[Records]
________________________________________

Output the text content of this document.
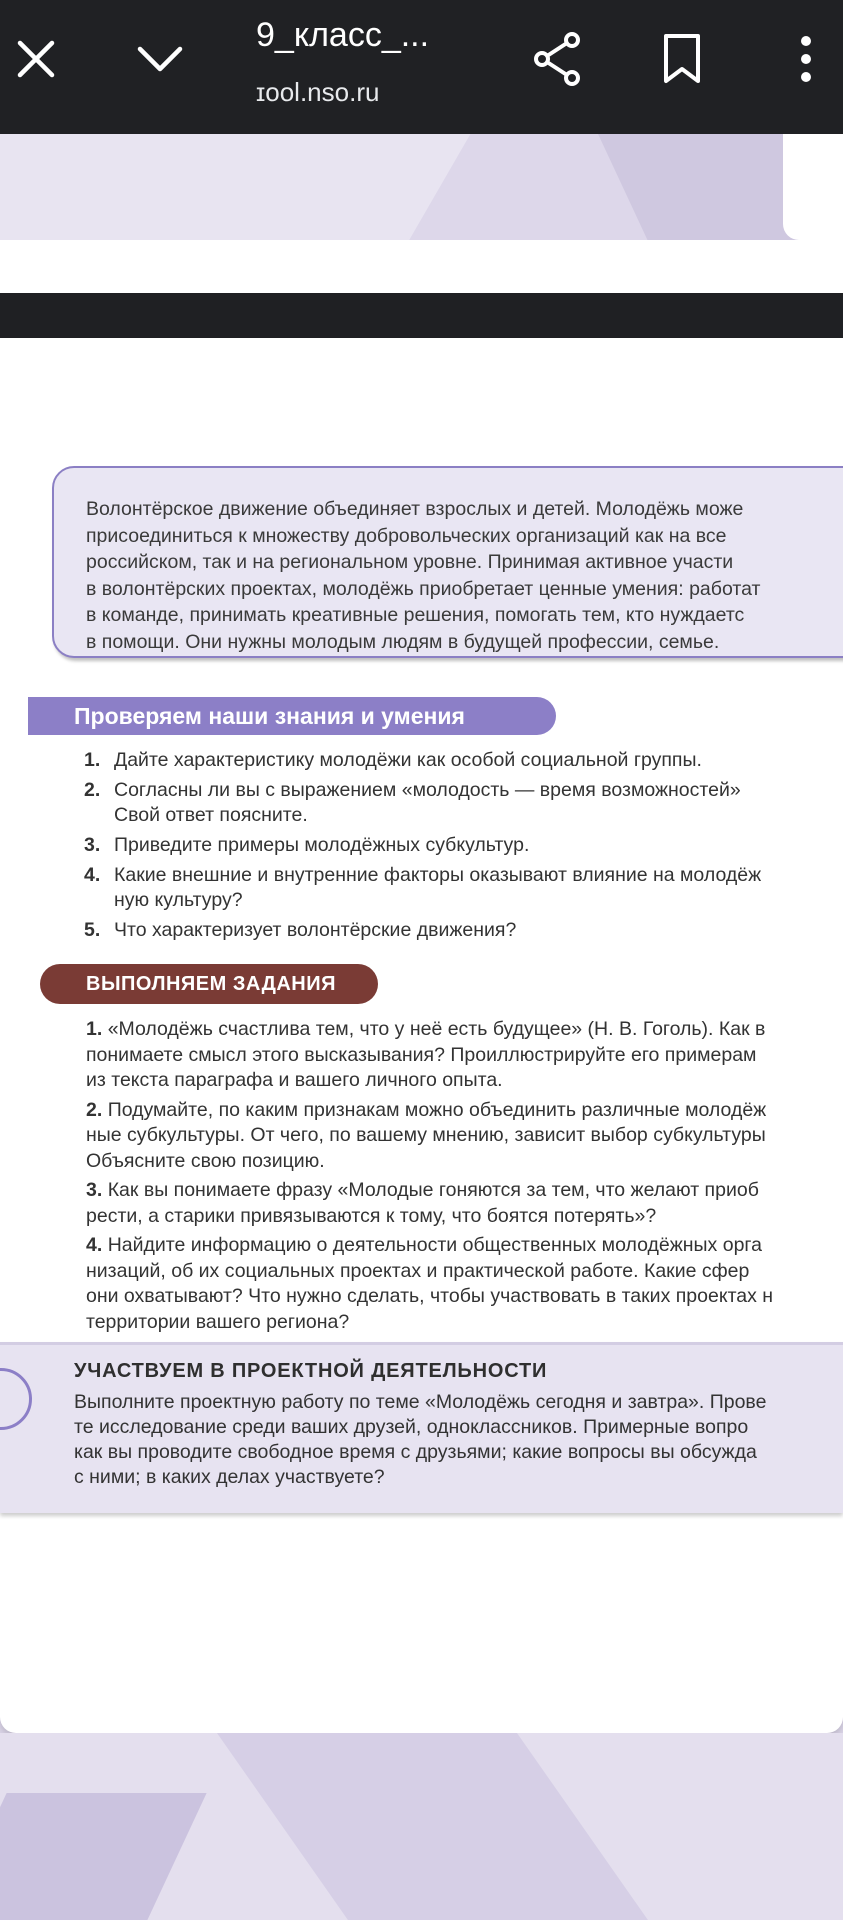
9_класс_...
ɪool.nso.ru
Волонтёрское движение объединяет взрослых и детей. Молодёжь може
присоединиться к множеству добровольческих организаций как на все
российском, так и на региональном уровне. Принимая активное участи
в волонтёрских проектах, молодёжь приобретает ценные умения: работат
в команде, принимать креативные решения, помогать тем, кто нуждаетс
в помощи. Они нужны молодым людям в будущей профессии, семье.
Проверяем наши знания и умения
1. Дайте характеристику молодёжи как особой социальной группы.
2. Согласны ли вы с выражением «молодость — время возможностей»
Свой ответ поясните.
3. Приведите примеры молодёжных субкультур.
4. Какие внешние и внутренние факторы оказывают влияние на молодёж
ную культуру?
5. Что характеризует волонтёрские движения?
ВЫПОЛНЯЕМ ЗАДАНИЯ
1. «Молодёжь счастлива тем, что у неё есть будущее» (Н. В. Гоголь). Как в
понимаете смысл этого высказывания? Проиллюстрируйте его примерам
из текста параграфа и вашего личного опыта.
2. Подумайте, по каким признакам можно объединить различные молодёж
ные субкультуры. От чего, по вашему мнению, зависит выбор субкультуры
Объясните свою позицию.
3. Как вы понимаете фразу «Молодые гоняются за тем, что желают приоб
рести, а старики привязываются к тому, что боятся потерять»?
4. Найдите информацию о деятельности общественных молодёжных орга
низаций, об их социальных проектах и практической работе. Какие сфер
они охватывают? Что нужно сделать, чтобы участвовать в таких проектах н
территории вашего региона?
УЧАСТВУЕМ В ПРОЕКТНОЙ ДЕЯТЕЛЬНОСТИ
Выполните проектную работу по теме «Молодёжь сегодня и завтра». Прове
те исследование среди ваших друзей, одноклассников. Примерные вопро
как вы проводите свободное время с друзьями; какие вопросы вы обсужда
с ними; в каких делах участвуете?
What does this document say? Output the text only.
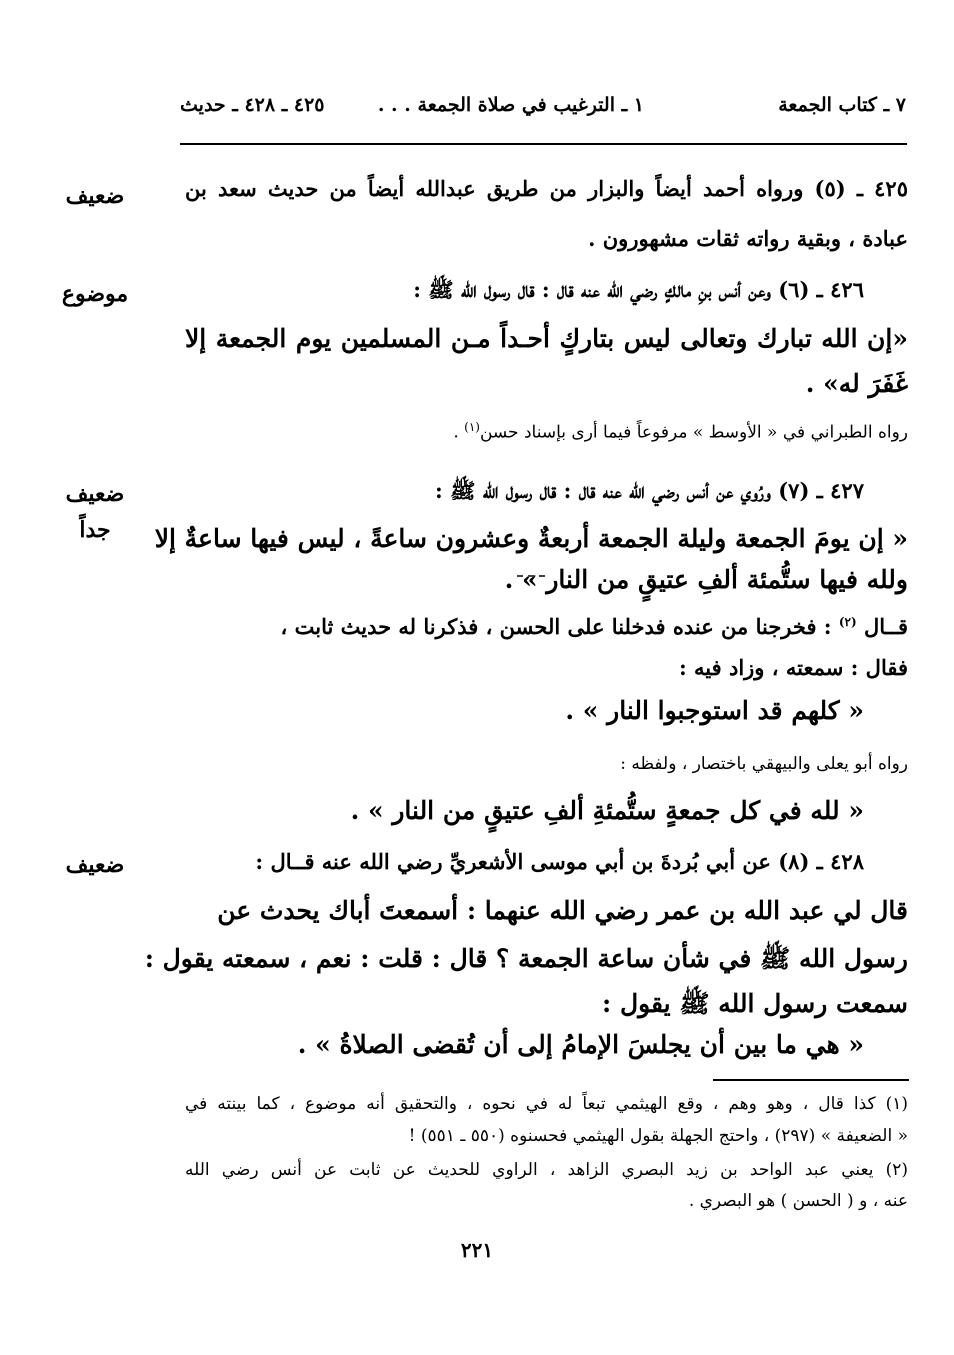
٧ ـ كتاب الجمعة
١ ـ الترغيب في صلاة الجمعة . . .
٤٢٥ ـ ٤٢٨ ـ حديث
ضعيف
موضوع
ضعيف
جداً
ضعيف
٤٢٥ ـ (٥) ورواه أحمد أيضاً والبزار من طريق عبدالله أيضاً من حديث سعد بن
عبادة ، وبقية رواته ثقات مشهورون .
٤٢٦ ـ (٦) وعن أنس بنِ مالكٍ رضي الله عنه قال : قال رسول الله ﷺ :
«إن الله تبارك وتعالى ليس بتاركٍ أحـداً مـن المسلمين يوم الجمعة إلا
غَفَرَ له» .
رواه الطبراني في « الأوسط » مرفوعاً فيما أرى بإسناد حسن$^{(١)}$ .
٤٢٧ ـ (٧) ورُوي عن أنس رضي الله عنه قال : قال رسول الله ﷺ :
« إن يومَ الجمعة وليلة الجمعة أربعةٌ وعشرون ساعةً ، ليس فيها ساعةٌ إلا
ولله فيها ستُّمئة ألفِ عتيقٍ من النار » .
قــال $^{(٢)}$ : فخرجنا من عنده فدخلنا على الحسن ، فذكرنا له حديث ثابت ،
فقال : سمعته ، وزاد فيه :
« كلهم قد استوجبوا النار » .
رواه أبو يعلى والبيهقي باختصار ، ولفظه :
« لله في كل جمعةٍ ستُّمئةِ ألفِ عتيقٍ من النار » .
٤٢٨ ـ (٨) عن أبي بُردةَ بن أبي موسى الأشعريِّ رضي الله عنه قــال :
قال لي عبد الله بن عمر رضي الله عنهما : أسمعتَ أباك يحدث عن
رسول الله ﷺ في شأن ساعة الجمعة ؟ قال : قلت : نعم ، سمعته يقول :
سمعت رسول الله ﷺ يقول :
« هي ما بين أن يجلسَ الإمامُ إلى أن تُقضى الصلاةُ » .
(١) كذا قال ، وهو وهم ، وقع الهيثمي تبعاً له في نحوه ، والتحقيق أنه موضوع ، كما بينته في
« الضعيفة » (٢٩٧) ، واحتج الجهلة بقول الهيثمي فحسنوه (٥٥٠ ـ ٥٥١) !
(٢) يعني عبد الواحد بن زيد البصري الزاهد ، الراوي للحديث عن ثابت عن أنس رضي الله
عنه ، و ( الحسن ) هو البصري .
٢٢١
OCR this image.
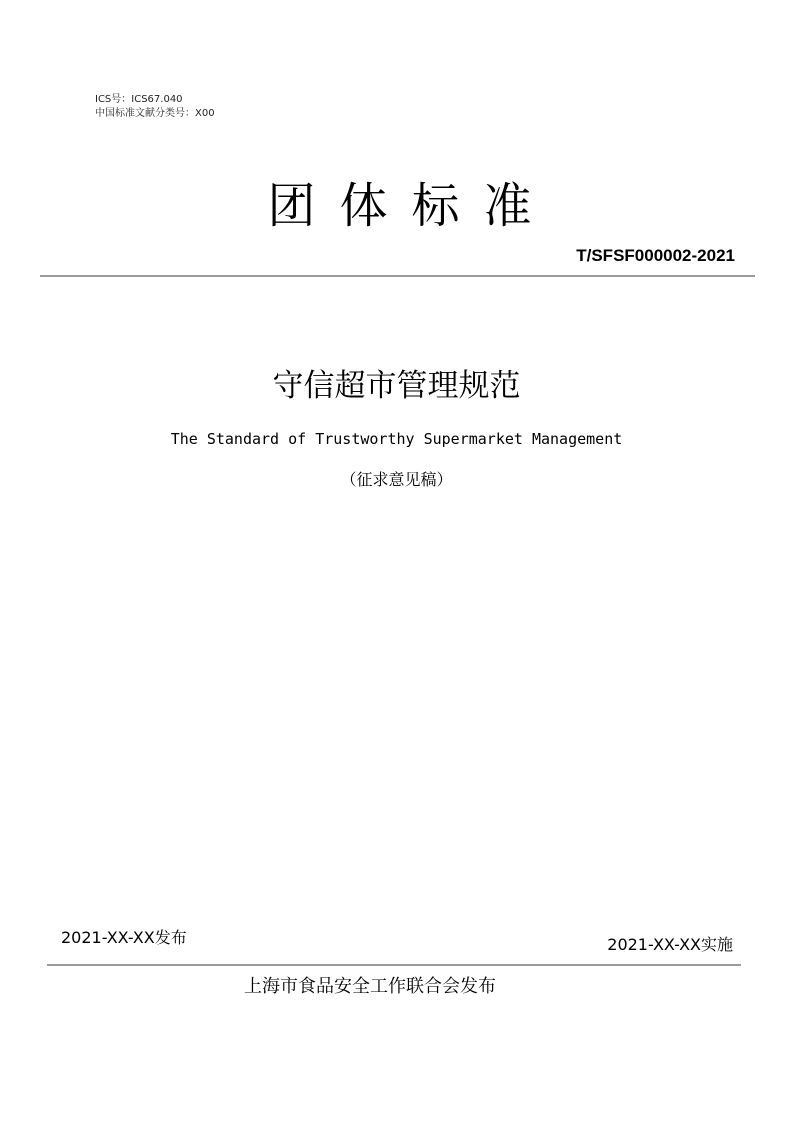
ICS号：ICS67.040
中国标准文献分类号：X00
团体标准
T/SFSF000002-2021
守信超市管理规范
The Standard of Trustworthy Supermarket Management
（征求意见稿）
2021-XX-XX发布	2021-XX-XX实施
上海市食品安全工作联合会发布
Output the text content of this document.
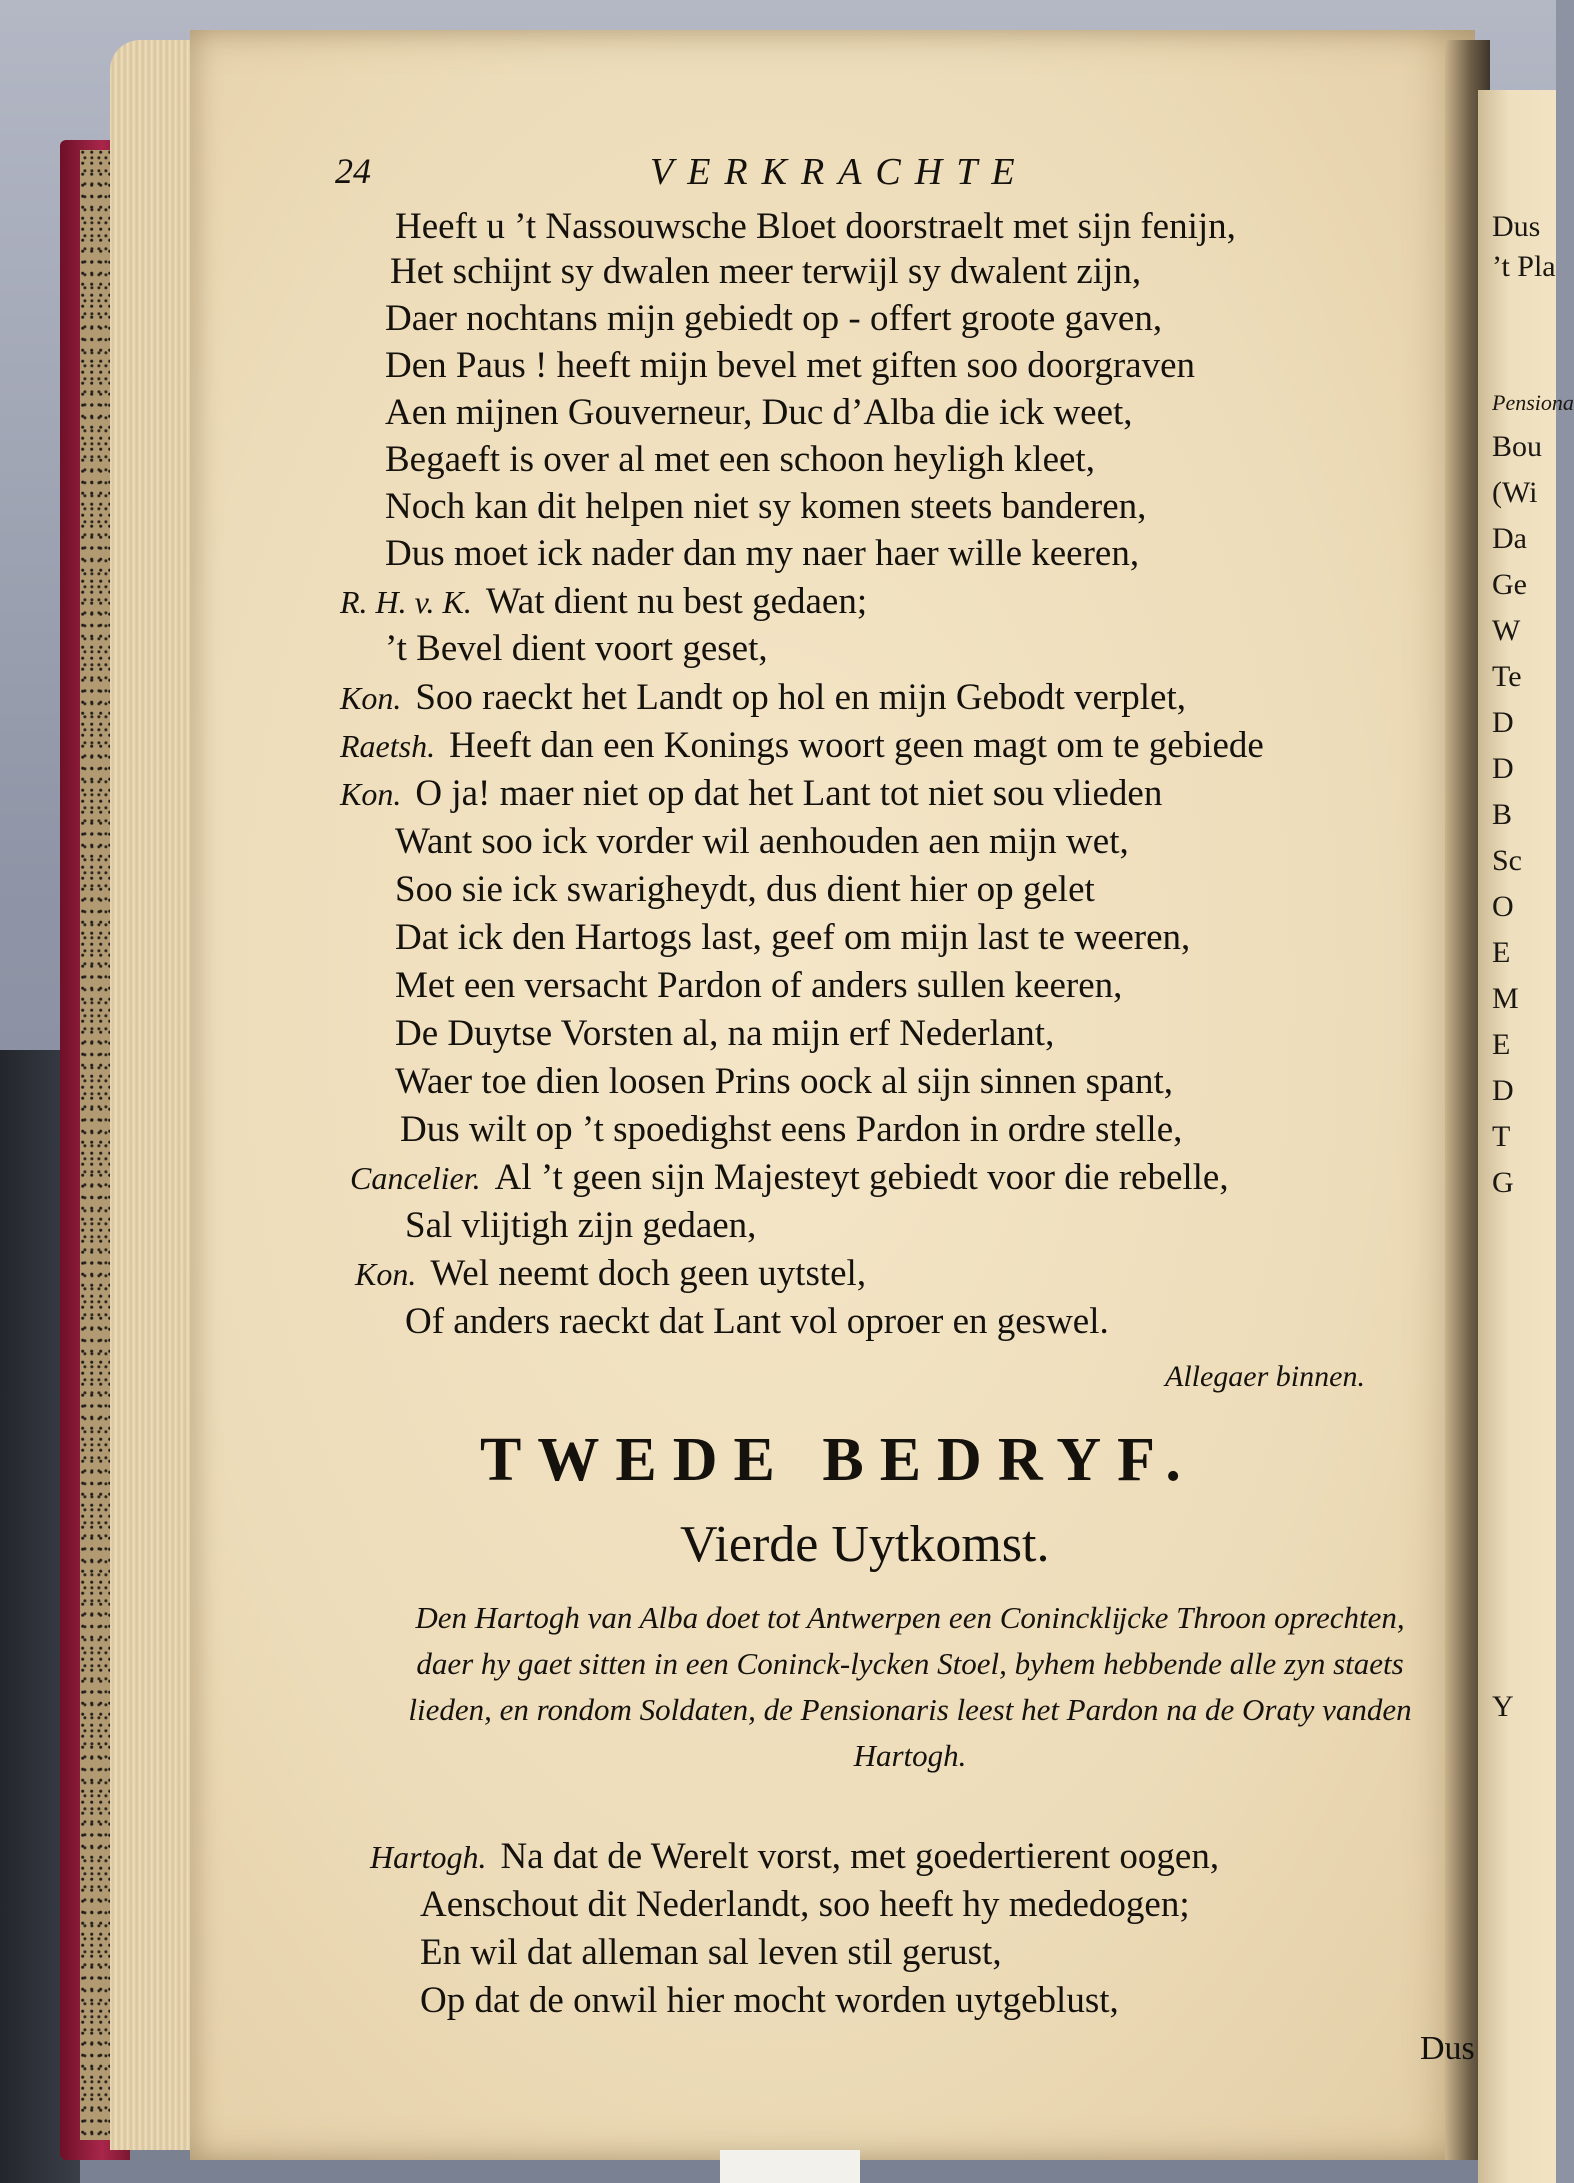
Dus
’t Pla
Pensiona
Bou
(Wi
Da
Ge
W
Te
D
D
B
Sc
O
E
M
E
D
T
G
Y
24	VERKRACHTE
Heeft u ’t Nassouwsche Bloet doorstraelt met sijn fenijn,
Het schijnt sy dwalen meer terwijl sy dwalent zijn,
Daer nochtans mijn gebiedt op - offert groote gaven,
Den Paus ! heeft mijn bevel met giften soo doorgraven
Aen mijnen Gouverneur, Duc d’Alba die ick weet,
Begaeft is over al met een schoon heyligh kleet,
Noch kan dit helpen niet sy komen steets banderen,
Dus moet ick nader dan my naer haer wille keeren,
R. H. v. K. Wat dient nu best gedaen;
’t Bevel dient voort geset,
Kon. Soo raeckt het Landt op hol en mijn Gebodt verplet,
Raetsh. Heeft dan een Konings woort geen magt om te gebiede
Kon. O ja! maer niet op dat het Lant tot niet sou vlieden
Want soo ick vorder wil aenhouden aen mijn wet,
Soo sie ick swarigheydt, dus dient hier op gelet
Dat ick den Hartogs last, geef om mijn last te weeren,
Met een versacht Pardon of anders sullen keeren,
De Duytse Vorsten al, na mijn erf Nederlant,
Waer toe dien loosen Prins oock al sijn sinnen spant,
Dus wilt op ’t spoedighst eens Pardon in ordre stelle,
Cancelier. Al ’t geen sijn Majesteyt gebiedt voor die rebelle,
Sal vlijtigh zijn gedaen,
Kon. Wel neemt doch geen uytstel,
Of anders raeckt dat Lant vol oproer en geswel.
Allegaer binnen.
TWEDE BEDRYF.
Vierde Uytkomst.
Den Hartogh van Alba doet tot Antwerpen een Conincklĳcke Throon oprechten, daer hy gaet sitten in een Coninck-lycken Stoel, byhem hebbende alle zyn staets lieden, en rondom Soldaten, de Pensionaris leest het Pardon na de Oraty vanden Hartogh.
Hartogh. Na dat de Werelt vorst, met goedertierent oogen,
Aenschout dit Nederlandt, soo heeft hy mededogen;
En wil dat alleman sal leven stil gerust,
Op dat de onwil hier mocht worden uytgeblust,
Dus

________________________________________

■ The request
Find how many lines in the listing contain the word "سمعته" and give that count alone.

■ Complete answer
2